_RECORDS_:
[Begin]
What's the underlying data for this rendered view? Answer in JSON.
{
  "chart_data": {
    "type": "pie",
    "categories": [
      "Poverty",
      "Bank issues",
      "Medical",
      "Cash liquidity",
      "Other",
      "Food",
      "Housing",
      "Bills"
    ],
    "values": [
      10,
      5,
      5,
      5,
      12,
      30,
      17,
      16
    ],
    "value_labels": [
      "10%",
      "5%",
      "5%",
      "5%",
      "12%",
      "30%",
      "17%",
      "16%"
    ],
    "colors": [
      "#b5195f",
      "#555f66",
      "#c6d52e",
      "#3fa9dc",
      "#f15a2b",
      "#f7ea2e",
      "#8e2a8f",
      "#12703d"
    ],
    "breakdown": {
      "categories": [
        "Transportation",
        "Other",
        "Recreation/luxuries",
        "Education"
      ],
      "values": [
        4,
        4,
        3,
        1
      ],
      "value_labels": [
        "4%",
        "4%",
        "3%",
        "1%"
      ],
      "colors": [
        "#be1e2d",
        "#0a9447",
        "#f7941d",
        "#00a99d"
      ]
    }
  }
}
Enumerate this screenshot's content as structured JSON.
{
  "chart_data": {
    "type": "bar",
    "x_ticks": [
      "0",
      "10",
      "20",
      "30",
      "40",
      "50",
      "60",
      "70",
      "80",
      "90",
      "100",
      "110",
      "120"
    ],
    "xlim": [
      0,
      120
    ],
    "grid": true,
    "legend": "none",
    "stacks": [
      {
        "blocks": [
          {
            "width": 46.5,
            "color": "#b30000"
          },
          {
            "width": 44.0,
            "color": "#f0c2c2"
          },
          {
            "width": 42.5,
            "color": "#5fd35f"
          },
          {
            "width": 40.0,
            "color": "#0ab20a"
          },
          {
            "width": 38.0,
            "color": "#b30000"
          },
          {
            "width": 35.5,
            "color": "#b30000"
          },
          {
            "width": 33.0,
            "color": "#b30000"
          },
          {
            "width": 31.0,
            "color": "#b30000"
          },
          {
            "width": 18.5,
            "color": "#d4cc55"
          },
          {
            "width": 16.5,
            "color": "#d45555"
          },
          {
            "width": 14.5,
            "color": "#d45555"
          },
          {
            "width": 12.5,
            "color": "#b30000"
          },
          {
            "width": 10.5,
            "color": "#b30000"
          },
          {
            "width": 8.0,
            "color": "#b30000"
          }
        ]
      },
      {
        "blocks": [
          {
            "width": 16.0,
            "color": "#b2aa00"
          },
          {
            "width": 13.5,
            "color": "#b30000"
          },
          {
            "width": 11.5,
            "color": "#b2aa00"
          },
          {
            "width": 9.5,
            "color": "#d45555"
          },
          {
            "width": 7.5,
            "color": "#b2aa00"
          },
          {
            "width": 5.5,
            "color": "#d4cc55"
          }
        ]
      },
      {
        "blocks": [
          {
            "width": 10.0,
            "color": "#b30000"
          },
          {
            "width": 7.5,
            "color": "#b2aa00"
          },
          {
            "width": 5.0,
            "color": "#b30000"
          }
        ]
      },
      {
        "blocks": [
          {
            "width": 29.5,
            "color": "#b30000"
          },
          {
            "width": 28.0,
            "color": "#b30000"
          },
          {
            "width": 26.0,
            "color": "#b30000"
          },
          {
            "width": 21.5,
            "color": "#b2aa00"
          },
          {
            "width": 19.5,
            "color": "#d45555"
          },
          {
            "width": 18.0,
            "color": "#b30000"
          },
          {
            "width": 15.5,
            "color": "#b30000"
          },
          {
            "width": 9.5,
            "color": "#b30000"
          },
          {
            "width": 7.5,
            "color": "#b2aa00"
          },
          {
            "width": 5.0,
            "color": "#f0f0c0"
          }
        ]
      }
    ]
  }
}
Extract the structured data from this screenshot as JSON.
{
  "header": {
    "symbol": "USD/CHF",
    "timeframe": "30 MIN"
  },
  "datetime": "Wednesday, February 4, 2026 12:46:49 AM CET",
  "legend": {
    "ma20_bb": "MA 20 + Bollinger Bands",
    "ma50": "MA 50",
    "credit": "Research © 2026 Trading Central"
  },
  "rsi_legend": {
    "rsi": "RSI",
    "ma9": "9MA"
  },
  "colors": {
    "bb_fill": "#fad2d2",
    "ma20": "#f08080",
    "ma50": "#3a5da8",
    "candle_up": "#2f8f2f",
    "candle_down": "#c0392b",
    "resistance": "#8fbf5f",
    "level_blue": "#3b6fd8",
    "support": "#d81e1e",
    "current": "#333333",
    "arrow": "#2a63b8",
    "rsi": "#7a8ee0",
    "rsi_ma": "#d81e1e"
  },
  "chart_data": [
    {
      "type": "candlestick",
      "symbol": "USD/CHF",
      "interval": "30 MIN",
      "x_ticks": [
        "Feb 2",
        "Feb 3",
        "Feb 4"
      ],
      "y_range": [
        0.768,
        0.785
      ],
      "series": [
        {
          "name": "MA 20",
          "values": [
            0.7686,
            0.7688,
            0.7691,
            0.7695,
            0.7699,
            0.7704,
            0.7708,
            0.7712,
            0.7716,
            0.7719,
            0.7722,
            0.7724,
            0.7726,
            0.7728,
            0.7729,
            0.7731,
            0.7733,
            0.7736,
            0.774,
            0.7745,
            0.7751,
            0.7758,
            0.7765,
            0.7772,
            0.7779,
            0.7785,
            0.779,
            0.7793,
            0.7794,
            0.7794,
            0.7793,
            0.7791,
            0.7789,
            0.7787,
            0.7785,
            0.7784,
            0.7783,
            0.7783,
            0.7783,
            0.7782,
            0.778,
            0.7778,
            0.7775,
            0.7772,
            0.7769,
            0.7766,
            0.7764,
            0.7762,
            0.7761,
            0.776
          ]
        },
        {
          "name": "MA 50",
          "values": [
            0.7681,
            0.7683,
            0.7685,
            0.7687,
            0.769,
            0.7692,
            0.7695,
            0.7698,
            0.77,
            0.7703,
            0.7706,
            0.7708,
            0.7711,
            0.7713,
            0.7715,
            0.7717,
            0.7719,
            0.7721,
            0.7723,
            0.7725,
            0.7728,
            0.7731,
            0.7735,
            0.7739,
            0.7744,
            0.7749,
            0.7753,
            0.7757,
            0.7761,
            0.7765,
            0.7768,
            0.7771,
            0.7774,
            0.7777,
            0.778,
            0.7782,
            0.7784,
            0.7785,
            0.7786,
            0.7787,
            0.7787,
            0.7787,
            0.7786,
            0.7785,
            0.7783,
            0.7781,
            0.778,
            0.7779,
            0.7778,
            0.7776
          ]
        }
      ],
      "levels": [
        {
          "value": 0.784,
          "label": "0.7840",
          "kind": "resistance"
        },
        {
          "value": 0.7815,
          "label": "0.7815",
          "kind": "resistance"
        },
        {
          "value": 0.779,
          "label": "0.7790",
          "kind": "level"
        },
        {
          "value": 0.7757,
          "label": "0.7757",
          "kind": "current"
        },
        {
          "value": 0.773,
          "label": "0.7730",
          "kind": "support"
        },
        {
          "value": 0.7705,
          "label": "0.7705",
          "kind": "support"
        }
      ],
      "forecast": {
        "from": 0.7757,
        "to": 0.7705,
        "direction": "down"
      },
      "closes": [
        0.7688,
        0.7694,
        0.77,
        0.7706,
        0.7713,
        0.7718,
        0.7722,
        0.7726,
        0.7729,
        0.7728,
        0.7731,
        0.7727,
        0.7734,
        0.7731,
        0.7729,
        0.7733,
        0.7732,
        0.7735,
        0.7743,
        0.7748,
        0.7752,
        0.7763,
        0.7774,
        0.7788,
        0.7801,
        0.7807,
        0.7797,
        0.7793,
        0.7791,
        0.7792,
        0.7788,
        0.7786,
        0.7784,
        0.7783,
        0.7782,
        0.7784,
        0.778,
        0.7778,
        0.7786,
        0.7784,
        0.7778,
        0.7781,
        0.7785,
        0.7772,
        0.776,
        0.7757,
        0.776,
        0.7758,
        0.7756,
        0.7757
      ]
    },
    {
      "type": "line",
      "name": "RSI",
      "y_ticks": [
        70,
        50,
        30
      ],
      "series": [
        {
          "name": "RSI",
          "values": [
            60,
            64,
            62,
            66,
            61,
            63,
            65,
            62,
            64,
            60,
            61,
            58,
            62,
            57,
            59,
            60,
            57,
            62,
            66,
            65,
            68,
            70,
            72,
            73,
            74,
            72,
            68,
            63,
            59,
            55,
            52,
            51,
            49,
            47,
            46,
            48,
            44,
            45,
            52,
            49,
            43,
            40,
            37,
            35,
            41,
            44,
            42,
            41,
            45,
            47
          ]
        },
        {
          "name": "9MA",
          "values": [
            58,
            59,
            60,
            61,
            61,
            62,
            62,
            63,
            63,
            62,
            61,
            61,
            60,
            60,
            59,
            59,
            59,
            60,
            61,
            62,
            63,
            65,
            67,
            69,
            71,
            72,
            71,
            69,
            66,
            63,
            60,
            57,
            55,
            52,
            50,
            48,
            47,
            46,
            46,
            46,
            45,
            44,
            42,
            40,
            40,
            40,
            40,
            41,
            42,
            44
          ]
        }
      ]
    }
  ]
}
[End]
Every line above that contains the word "structured" should be reported.

_ANSWER TO THE PROBLEM_:
Enumerate this screenshot's content as structured JSON.
Extract the structured data from this screenshot as JSON.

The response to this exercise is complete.